======== Provided data ========

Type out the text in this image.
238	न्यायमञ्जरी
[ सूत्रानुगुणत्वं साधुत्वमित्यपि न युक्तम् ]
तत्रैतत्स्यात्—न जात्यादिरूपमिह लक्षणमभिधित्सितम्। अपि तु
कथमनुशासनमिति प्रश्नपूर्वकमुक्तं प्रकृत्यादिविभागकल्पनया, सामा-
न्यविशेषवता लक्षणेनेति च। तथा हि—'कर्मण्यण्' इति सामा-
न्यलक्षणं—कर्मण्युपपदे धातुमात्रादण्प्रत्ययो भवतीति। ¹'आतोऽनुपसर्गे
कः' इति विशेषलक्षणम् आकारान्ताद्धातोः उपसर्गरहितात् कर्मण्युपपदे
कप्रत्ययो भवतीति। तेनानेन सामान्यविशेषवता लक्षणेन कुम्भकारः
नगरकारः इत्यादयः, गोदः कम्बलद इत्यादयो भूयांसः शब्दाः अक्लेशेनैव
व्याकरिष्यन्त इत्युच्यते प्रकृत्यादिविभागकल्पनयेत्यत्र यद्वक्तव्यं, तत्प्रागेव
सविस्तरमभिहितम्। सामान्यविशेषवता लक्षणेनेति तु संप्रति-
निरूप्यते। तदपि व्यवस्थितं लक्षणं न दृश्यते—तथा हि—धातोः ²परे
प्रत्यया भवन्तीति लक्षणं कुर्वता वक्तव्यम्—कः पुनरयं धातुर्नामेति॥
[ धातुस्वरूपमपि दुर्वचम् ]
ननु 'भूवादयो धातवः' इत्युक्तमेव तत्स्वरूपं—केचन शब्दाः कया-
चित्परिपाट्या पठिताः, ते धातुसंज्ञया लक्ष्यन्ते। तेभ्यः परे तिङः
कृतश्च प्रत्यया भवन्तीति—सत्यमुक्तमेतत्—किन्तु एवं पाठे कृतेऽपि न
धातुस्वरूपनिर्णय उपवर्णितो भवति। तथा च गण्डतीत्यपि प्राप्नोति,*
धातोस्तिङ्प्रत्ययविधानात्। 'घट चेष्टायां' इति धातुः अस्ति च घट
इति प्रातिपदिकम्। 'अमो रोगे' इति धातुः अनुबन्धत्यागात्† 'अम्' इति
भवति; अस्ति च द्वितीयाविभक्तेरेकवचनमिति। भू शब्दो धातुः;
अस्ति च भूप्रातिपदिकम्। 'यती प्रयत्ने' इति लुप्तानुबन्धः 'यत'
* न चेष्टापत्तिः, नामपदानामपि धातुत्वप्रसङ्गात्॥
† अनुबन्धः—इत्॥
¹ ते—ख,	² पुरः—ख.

========

Repeat each entry word for word.

Type out the text in this image.
238	न्यायमञ्जरी
[ सूत्रानुगुणत्वं साधुत्वमित्यपि न युक्तम् ]
तत्रैतत्स्यात्—न जात्यादिरूपमिह लक्षणमभिधित्सितम्। अपि तु
कथमनुशासनमिति प्रश्नपूर्वकमुक्तं प्रकृत्यादिविभागकल्पनया, सामा-
न्यविशेषवता लक्षणेनेति च। तथा हि—'कर्मण्यण्' इति सामा-
न्यलक्षणं—कर्मण्युपपदे धातुमात्रादण्प्रत्ययो भवतीति। ¹'आतोऽनुपसर्गे
कः' इति विशेषलक्षणम् आकारान्ताद्धातोः उपसर्गरहितात् कर्मण्युपपदे
कप्रत्ययो भवतीति। तेनानेन सामान्यविशेषवता लक्षणेन कुम्भकारः
नगरकारः इत्यादयः, गोदः कम्बलद इत्यादयो भूयांसः शब्दाः अक्लेशेनैव
व्याकरिष्यन्त इत्युच्यते प्रकृत्यादिविभागकल्पनयेत्यत्र यद्वक्तव्यं, तत्प्रागेव
सविस्तरमभिहितम्। सामान्यविशेषवता लक्षणेनेति तु संप्रति-
निरूप्यते। तदपि व्यवस्थितं लक्षणं न दृश्यते—तथा हि—धातोः ²परे
प्रत्यया भवन्तीति लक्षणं कुर्वता वक्तव्यम्—कः पुनरयं धातुर्नामेति॥
[ धातुस्वरूपमपि दुर्वचम् ]
ननु 'भूवादयो धातवः' इत्युक्तमेव तत्स्वरूपं—केचन शब्दाः कया-
चित्परिपाट्या पठिताः, ते धातुसंज्ञया लक्ष्यन्ते। तेभ्यः परे तिङः
कृतश्च प्रत्यया भवन्तीति—सत्यमुक्तमेतत्—किन्तु एवं पाठे कृतेऽपि न
धातुस्वरूपनिर्णय उपवर्णितो भवति। तथा च गण्डतीत्यपि प्राप्नोति,*
धातोस्तिङ्प्रत्ययविधानात्। 'घट चेष्टायां' इति धातुः अस्ति च घट
इति प्रातिपदिकम्। 'अमो रोगे' इति धातुः अनुबन्धत्यागात्† 'अम्' इति
भवति; अस्ति च द्वितीयाविभक्तेरेकवचनमिति। भू शब्दो धातुः;
अस्ति च भूप्रातिपदिकम्। 'यती प्रयत्ने' इति लुप्तानुबन्धः 'यत'
* न चेष्टापत्तिः, नामपदानामपि धातुत्वप्रसङ्गात्॥
† अनुबन्धः—इत्॥
¹ ते—ख,	² पुरः—ख.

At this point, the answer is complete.